** DATA SUPPLIED **
(begin)
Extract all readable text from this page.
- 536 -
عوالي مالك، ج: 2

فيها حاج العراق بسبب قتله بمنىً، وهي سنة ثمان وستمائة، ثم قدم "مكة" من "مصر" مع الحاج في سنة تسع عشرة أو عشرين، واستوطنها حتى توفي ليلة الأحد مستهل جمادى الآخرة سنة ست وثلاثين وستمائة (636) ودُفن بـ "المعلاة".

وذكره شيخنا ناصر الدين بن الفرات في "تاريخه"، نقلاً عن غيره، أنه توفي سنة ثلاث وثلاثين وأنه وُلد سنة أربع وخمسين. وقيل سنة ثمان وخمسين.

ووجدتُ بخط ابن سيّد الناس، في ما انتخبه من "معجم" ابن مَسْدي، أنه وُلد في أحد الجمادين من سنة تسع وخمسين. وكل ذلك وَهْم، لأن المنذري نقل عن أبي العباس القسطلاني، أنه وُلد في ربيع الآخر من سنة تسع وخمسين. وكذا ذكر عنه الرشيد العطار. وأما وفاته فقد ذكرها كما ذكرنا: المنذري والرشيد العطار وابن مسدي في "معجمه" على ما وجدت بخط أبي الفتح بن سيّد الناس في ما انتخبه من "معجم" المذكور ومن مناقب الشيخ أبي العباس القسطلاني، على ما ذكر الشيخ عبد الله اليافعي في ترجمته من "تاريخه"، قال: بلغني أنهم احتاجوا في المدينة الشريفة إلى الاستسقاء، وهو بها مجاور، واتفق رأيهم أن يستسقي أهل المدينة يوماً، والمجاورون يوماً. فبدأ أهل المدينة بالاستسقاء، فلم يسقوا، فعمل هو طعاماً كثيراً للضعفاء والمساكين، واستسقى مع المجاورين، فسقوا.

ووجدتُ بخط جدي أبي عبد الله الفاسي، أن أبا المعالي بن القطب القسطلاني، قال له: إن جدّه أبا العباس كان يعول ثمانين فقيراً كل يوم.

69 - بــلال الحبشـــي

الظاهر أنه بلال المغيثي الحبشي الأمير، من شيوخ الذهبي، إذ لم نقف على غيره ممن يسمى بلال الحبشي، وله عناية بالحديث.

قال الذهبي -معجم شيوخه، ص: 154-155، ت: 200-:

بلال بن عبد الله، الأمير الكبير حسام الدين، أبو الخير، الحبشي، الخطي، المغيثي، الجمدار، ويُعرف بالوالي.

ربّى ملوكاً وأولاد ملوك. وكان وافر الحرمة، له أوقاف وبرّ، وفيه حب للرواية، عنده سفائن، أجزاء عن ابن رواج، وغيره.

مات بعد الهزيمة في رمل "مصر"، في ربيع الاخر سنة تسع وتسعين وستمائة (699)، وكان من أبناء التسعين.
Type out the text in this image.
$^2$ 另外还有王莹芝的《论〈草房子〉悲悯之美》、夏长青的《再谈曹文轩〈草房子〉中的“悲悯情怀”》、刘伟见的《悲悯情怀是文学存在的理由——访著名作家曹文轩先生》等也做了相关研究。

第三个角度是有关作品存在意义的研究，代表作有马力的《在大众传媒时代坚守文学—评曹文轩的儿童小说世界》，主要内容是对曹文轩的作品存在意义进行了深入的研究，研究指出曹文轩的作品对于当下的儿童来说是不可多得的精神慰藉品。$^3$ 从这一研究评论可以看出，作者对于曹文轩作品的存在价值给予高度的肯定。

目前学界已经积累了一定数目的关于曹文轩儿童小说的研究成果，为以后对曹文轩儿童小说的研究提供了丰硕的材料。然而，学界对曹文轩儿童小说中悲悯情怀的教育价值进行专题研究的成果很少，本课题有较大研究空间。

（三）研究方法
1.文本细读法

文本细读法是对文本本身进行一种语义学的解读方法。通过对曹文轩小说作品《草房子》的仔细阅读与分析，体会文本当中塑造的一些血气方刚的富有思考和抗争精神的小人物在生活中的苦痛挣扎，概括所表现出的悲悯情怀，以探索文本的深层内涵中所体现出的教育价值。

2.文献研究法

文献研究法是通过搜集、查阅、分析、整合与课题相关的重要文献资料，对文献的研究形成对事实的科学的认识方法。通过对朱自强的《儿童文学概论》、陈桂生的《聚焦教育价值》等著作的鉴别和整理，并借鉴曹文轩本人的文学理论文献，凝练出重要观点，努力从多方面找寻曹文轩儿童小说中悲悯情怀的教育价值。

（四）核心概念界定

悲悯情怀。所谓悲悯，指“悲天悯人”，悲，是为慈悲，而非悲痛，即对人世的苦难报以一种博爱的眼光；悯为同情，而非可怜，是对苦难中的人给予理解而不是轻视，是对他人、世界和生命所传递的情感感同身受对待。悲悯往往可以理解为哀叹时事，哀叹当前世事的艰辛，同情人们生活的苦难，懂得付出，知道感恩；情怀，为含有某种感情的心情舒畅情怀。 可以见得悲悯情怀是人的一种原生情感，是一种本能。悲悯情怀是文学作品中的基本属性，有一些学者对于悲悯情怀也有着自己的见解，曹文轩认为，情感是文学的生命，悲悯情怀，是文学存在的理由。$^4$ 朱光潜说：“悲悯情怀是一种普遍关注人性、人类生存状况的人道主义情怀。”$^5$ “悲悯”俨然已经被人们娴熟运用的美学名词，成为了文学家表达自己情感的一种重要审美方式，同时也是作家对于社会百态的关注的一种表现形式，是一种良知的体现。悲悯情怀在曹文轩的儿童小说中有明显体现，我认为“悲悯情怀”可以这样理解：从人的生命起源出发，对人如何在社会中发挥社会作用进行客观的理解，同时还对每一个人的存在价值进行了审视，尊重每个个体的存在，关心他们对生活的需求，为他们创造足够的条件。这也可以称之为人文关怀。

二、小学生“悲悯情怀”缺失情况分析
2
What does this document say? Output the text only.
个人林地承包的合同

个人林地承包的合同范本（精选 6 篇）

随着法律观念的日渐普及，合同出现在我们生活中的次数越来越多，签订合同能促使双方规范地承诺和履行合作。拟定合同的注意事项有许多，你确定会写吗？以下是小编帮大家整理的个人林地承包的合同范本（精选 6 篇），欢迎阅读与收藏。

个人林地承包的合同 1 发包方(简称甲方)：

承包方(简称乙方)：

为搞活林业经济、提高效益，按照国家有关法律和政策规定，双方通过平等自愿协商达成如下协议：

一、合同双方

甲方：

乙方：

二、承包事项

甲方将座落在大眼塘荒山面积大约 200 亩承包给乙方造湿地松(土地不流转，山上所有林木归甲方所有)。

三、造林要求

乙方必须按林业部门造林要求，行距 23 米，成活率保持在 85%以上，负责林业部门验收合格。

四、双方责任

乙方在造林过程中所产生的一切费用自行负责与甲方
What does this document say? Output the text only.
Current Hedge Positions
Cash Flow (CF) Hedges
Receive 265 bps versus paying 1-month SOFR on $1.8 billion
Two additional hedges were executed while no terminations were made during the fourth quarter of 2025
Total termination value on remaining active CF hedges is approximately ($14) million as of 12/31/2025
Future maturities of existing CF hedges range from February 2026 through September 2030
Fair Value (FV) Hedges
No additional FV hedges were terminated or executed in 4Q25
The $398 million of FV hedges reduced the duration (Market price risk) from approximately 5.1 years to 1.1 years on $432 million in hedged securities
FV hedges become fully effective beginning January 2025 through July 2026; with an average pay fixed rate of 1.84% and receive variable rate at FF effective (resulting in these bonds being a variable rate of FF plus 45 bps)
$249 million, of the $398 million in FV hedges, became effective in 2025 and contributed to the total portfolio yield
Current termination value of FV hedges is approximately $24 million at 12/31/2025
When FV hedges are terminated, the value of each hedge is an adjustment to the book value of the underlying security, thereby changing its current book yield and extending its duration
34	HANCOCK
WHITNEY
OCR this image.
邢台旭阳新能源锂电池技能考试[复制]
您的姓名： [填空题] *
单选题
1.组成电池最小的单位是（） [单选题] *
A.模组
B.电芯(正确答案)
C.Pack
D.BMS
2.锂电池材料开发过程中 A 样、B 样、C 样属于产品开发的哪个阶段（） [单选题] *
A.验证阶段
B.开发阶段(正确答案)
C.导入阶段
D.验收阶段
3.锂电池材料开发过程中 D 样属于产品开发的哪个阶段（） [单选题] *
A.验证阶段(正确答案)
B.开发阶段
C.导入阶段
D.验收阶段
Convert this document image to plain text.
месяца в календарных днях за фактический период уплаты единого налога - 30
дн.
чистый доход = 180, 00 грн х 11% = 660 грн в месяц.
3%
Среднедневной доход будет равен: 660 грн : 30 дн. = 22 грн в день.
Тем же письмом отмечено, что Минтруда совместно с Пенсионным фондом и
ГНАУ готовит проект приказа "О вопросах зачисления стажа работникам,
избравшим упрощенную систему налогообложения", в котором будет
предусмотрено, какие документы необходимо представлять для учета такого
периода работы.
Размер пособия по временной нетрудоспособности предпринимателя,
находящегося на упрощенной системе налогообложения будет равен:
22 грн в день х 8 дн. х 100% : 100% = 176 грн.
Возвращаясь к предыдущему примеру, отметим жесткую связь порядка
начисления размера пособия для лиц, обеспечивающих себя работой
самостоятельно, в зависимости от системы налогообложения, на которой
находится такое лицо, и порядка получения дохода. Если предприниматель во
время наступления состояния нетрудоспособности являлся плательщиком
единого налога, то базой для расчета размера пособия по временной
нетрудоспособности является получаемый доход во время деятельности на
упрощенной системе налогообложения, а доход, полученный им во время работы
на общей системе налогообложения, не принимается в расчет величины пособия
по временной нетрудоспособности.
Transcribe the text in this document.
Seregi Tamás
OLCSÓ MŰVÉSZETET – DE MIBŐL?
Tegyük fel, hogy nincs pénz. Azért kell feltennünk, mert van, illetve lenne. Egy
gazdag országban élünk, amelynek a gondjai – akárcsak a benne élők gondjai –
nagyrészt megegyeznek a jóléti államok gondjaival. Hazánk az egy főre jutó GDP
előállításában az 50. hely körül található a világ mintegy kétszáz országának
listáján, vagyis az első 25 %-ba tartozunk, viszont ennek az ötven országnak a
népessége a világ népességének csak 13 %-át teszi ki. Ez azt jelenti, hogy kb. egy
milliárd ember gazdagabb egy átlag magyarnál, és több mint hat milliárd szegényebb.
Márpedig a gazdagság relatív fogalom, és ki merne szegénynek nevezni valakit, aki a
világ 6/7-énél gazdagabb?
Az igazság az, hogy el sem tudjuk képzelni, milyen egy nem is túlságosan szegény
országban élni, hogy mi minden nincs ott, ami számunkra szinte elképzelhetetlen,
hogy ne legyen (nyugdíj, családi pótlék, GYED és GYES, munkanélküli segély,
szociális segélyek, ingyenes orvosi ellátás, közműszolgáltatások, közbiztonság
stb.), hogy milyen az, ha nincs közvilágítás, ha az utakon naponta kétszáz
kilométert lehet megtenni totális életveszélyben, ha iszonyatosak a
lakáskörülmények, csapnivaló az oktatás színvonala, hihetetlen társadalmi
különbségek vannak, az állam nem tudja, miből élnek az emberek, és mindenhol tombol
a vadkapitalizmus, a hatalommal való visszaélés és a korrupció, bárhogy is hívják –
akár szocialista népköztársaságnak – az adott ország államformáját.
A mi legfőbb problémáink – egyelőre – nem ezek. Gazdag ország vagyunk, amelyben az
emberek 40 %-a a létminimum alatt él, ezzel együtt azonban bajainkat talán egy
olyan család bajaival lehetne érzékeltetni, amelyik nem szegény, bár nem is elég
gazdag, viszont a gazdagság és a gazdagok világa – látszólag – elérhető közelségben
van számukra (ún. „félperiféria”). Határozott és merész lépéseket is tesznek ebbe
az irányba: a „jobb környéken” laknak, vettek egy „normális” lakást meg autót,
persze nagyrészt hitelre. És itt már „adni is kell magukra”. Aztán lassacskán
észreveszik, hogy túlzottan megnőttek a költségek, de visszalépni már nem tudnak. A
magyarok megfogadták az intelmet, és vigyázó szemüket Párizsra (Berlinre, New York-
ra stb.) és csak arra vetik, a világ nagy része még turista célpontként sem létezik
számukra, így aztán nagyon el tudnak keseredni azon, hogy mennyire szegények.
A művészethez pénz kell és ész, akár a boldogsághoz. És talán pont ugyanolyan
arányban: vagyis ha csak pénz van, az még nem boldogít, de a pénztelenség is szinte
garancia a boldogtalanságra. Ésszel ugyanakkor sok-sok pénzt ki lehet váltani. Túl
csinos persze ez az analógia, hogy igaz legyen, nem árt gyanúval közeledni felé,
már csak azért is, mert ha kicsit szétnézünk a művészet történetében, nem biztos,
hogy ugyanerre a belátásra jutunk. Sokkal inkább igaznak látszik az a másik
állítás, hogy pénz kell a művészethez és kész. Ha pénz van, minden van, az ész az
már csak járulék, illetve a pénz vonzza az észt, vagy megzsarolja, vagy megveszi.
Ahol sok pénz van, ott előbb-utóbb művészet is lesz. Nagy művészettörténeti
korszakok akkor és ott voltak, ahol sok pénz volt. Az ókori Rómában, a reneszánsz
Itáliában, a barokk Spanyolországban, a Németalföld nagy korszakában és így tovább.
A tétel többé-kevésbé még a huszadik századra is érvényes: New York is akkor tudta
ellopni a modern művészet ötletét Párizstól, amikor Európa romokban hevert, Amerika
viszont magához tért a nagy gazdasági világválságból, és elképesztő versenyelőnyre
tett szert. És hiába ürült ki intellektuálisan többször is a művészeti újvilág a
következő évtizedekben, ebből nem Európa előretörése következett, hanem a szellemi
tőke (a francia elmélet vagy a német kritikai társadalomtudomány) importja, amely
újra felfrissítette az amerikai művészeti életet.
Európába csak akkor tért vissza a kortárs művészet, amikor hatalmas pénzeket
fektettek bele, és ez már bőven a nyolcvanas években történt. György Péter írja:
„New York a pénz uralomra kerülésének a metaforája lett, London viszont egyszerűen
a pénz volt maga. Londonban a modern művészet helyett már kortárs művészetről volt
(end)
** GOAL **
Search the entries for the word "нетрудоспособности" and pick out every line that holds it.

** EXPECTED OUTPUT **
Размер пособия по временной нетрудоспособности предпринимателя,
время наступления состояния нетрудоспособности являлся плательщиком
нетрудоспособности является получаемый доход во время деятельности на
по временной нетрудоспособности.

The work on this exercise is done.